[Records]
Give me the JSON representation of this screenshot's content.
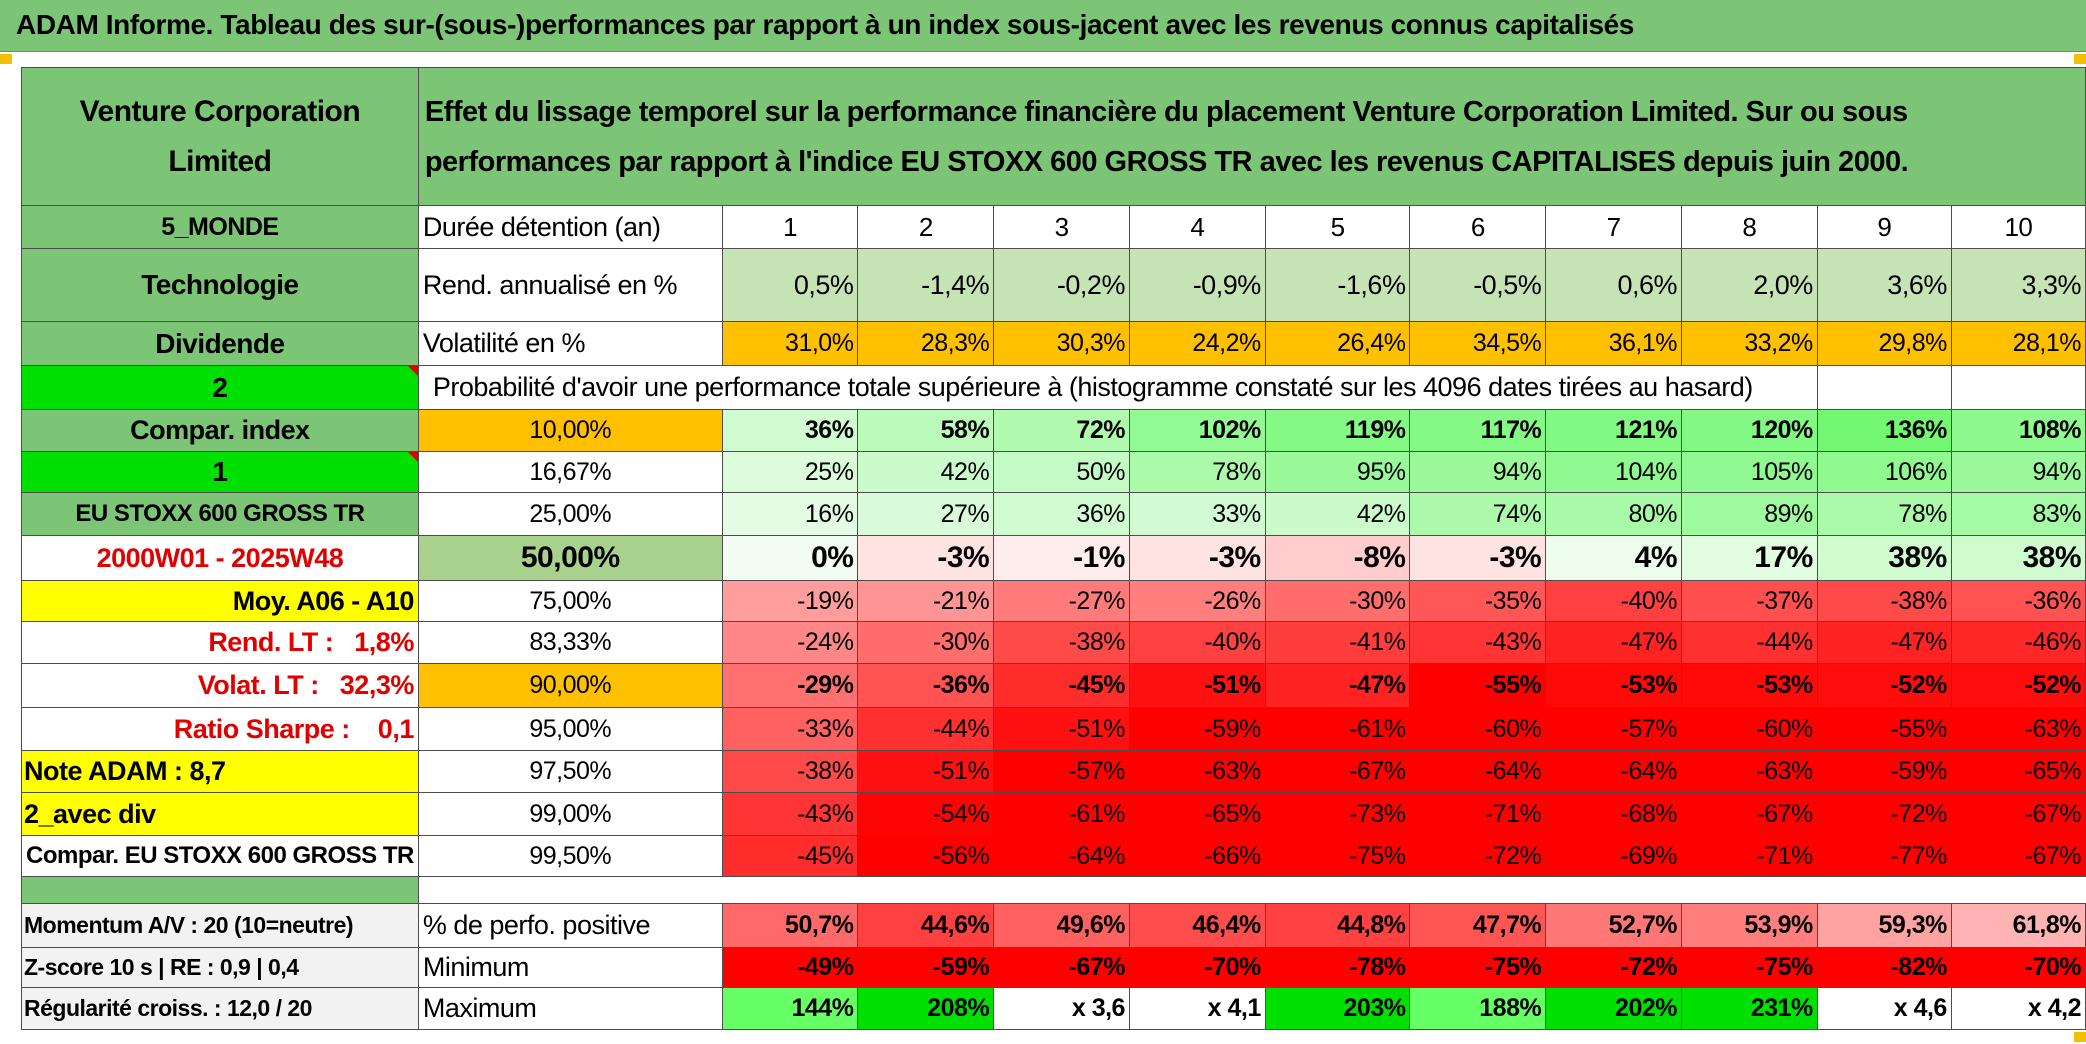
{
  "title": "ADAM Informe. Tableau des sur-(sous-)performances par rapport à un index sous-jacent avec les revenus connus capitalisés",
  "company": "Venture Corporation Limited",
  "description": "Effet du lissage temporel sur la performance financière du placement Venture Corporation Limited. Sur ou sous performances par rapport à l'indice EU STOXX 600 GROSS TR avec les revenus CAPITALISES depuis juin 2000.",
  "left": {
    "region": "5_MONDE",
    "sector": "Technologie",
    "dividend": "Dividende",
    "selector_a": "2",
    "compar_index": "Compar. index",
    "selector_b": "1",
    "index_name": "EU STOXX 600 GROSS TR",
    "period": "2000W01 - 2025W48",
    "moy": "Moy. A06 - A10",
    "rend_lt": "Rend. LT :   1,8%",
    "volat_lt": "Volat. LT :   32,3%",
    "sharpe": "Ratio Sharpe :    0,1",
    "note": "Note ADAM : 8,7",
    "avec_div": "2_avec div",
    "compar_full": "Compar. EU STOXX 600 GROSS TR",
    "momentum": "Momentum A/V : 20 (10=neutre)",
    "zscore": "Z-score 10 s | RE : 0,9 | 0,4",
    "regularite": "Régularité croiss. : 12,0 / 20"
  },
  "labels": {
    "duree": "Durée détention (an)",
    "rend": "Rend. annualisé en %",
    "volat": "Volatilité en %",
    "proba": "Probabilité d'avoir une performance totale supérieure à (histogramme constaté sur les 4096 dates tirées au hasard)",
    "perfo_pos": "% de perfo. positive",
    "minimum": "Minimum",
    "maximum": "Maximum"
  },
  "years": [
    "1",
    "2",
    "3",
    "4",
    "5",
    "6",
    "7",
    "8",
    "9",
    "10"
  ],
  "rend": [
    "0,5%",
    "-1,4%",
    "-0,2%",
    "-0,9%",
    "-1,6%",
    "-0,5%",
    "0,6%",
    "2,0%",
    "3,6%",
    "3,3%"
  ],
  "volat": [
    "31,0%",
    "28,3%",
    "30,3%",
    "24,2%",
    "26,4%",
    "34,5%",
    "36,1%",
    "33,2%",
    "29,8%",
    "28,1%"
  ],
  "prob_rows": [
    {
      "pct": "10,00%",
      "values": [
        "36%",
        "58%",
        "72%",
        "102%",
        "119%",
        "117%",
        "121%",
        "120%",
        "136%",
        "108%"
      ]
    },
    {
      "pct": "16,67%",
      "values": [
        "25%",
        "42%",
        "50%",
        "78%",
        "95%",
        "94%",
        "104%",
        "105%",
        "106%",
        "94%"
      ]
    },
    {
      "pct": "25,00%",
      "values": [
        "16%",
        "27%",
        "36%",
        "33%",
        "42%",
        "74%",
        "80%",
        "89%",
        "78%",
        "83%"
      ]
    },
    {
      "pct": "50,00%",
      "values": [
        "0%",
        "-3%",
        "-1%",
        "-3%",
        "-8%",
        "-3%",
        "4%",
        "17%",
        "38%",
        "38%"
      ]
    },
    {
      "pct": "75,00%",
      "values": [
        "-19%",
        "-21%",
        "-27%",
        "-26%",
        "-30%",
        "-35%",
        "-40%",
        "-37%",
        "-38%",
        "-36%"
      ]
    },
    {
      "pct": "83,33%",
      "values": [
        "-24%",
        "-30%",
        "-38%",
        "-40%",
        "-41%",
        "-43%",
        "-47%",
        "-44%",
        "-47%",
        "-46%"
      ]
    },
    {
      "pct": "90,00%",
      "values": [
        "-29%",
        "-36%",
        "-45%",
        "-51%",
        "-47%",
        "-55%",
        "-53%",
        "-53%",
        "-52%",
        "-52%"
      ]
    },
    {
      "pct": "95,00%",
      "values": [
        "-33%",
        "-44%",
        "-51%",
        "-59%",
        "-61%",
        "-60%",
        "-57%",
        "-60%",
        "-55%",
        "-63%"
      ]
    },
    {
      "pct": "97,50%",
      "values": [
        "-38%",
        "-51%",
        "-57%",
        "-63%",
        "-67%",
        "-64%",
        "-64%",
        "-63%",
        "-59%",
        "-65%"
      ]
    },
    {
      "pct": "99,00%",
      "values": [
        "-43%",
        "-54%",
        "-61%",
        "-65%",
        "-73%",
        "-71%",
        "-68%",
        "-67%",
        "-72%",
        "-67%"
      ]
    },
    {
      "pct": "99,50%",
      "values": [
        "-45%",
        "-56%",
        "-64%",
        "-66%",
        "-75%",
        "-72%",
        "-69%",
        "-71%",
        "-77%",
        "-67%"
      ]
    }
  ],
  "perfo_pos": [
    "50,7%",
    "44,6%",
    "49,6%",
    "46,4%",
    "44,8%",
    "47,7%",
    "52,7%",
    "53,9%",
    "59,3%",
    "61,8%"
  ],
  "minimum": [
    "-49%",
    "-59%",
    "-67%",
    "-70%",
    "-78%",
    "-75%",
    "-72%",
    "-75%",
    "-82%",
    "-70%"
  ],
  "maximum": [
    "144%",
    "208%",
    "x 3,6",
    "x 4,1",
    "203%",
    "188%",
    "202%",
    "231%",
    "x 4,6",
    "x 4,2"
  ],
  "colors": {
    "header_green": "#7cc576",
    "light_green": "#c6e3b5",
    "orange": "#ffc000",
    "bright_green": "#00e000",
    "yellow": "#ffff00",
    "red_text": "#e00000"
  }
}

OBJECTIVE:
Copy every line of the data that holds the string "STOXX".

WRITTEN REPLY:
  "description": "Effet du lissage temporel sur la performance financière du placement Venture Corporation Limited. Sur ou sous performances par rapport à l'indice EU STOXX 600 GROSS TR avec les revenus CAPITALISES depuis juin 2000.",
    "index_name": "EU STOXX 600 GROSS TR",
    "compar_full": "Compar. EU STOXX 600 GROSS TR",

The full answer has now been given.